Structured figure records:
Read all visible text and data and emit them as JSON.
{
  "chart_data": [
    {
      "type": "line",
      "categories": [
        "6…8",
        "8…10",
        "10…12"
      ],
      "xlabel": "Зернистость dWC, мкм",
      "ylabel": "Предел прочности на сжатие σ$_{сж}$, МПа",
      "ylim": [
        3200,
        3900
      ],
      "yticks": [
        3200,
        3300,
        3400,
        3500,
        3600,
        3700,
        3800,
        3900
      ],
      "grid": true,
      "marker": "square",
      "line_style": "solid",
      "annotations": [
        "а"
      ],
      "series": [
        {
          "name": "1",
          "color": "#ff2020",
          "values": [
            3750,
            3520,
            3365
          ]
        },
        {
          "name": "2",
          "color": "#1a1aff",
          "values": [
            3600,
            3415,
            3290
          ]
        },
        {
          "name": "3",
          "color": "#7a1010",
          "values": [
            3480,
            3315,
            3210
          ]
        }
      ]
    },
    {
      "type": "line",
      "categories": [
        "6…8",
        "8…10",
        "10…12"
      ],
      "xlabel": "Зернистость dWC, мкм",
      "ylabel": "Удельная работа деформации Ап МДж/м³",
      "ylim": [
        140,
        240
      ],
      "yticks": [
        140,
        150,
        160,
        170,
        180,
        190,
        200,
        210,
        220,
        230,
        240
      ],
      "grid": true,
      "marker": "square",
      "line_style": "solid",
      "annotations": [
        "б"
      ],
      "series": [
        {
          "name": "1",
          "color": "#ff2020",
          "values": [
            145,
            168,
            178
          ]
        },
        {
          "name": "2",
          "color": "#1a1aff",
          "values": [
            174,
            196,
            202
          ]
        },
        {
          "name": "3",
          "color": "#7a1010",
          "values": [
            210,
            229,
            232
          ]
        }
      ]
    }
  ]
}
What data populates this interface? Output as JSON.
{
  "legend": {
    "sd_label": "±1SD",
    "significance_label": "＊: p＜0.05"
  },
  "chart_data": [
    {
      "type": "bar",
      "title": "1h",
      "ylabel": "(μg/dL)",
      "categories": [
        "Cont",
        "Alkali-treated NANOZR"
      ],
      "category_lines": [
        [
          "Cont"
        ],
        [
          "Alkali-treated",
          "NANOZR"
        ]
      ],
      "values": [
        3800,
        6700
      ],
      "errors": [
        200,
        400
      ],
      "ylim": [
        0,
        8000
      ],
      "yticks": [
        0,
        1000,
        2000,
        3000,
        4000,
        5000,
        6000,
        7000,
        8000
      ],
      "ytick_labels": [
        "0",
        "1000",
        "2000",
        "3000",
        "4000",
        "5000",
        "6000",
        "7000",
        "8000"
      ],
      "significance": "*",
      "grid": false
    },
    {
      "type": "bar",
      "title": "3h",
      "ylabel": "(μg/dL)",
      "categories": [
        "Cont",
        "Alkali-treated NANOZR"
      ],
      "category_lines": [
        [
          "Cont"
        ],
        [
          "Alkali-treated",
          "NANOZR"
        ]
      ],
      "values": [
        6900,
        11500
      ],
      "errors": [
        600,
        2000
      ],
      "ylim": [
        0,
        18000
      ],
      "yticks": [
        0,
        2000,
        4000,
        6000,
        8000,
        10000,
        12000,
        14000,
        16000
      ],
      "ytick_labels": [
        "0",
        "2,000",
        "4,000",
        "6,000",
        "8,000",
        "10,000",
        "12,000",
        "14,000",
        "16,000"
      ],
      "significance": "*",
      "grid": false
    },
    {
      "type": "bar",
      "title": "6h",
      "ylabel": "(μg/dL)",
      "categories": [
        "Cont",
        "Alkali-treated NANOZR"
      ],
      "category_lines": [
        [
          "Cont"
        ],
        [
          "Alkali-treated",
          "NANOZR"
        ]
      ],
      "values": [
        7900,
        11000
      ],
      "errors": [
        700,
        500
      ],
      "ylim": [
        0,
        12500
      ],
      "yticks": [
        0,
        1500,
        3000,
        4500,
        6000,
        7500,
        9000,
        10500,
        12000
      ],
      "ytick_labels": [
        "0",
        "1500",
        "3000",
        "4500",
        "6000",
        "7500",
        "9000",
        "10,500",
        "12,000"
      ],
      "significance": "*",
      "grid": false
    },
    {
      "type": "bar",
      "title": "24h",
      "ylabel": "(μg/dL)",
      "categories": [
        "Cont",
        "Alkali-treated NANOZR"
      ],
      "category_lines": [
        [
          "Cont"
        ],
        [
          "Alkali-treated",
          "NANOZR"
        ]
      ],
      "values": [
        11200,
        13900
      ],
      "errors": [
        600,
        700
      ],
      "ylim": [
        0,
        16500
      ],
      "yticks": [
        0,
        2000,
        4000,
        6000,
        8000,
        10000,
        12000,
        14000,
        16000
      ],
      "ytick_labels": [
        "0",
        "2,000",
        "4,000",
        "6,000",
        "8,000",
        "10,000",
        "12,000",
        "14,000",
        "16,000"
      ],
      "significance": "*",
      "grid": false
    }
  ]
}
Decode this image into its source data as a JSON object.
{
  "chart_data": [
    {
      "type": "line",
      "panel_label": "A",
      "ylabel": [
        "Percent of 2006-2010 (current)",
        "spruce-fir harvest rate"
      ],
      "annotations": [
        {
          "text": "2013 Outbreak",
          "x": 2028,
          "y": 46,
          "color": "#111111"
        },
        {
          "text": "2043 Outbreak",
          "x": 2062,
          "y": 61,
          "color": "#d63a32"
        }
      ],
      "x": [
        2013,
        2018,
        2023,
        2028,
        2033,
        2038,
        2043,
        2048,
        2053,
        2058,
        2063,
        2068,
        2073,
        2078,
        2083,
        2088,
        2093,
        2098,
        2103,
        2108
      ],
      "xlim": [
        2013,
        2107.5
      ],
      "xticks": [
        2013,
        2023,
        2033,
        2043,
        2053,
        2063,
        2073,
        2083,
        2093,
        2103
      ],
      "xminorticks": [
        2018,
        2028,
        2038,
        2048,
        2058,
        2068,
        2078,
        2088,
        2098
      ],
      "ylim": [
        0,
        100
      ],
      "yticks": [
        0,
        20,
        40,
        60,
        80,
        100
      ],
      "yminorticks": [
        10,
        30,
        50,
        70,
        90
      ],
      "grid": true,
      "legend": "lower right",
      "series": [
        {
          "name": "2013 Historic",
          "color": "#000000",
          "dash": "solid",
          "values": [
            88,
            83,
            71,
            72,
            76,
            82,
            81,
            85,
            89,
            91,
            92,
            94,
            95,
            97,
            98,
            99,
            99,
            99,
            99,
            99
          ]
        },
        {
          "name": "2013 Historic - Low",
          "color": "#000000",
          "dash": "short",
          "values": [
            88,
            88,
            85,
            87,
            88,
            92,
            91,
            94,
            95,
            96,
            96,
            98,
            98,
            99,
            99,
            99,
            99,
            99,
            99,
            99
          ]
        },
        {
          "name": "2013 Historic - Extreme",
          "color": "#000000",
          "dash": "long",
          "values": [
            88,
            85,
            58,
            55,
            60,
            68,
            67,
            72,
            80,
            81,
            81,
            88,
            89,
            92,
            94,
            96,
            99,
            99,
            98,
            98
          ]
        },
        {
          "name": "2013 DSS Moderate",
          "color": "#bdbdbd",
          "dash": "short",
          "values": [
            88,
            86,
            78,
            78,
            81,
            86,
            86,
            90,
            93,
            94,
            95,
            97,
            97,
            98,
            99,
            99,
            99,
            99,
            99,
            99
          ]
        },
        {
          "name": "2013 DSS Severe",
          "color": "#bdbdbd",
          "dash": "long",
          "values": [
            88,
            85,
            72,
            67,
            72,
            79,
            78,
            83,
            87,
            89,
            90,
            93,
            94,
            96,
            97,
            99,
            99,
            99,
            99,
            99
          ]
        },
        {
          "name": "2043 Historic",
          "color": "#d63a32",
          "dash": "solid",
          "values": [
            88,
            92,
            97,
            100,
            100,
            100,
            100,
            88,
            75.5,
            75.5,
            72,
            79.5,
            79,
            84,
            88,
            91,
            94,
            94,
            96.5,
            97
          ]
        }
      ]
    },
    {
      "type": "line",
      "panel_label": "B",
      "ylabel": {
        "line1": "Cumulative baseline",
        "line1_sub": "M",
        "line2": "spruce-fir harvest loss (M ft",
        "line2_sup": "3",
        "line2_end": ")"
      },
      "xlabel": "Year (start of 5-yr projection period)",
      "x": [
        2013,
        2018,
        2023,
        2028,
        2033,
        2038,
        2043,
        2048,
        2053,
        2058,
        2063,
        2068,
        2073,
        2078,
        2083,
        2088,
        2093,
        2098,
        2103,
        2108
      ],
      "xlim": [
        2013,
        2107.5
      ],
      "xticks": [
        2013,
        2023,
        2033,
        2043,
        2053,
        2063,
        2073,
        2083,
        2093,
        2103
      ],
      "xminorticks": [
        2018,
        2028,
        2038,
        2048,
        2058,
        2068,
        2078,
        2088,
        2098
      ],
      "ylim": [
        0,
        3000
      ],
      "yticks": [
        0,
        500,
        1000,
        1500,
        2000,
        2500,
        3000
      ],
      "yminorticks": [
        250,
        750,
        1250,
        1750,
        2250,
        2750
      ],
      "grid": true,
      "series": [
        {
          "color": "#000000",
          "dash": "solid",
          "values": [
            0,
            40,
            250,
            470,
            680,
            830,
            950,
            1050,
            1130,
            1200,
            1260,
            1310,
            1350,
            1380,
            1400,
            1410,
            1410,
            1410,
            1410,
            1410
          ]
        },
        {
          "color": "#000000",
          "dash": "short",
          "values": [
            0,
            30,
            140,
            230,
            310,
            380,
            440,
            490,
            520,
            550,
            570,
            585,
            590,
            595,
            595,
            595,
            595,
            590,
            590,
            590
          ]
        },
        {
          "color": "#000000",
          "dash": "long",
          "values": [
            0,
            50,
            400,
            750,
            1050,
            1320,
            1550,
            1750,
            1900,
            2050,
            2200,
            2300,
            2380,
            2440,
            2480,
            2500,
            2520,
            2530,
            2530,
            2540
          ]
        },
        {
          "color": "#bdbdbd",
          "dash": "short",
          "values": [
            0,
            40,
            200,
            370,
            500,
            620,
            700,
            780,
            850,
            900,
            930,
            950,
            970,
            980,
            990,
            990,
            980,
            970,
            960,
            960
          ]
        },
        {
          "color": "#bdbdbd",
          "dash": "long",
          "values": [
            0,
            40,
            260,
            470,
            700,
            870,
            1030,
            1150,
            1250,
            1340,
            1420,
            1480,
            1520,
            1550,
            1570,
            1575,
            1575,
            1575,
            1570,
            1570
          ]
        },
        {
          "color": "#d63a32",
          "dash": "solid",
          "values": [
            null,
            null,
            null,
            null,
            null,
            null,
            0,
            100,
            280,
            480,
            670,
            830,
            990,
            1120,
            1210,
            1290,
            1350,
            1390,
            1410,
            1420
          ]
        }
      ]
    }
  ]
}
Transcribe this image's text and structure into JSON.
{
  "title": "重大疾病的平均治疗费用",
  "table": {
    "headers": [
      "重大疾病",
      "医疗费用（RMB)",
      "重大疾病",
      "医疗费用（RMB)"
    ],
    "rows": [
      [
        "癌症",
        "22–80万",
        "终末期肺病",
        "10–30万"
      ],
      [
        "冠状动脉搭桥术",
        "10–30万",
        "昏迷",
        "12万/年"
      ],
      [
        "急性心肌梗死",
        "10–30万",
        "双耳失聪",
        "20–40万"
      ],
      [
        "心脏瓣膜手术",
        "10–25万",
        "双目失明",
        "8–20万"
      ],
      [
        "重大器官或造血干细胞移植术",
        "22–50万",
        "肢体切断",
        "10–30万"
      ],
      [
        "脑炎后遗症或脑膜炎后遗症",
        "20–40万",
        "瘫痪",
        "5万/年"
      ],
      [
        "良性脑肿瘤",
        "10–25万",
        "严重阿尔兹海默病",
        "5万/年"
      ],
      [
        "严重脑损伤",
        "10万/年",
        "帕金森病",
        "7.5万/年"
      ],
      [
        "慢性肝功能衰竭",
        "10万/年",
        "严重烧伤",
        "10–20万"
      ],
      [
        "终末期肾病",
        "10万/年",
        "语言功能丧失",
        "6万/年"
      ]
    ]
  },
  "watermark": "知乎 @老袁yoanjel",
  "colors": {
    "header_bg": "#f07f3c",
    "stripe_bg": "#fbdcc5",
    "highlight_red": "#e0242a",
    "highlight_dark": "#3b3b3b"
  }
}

→ **TASK**
Select all lines in the listing that include the word "harvest".

→ **RESULT OF THE TASK**
        "spruce-fir harvest rate"
        "line2": "spruce-fir harvest loss (M ft",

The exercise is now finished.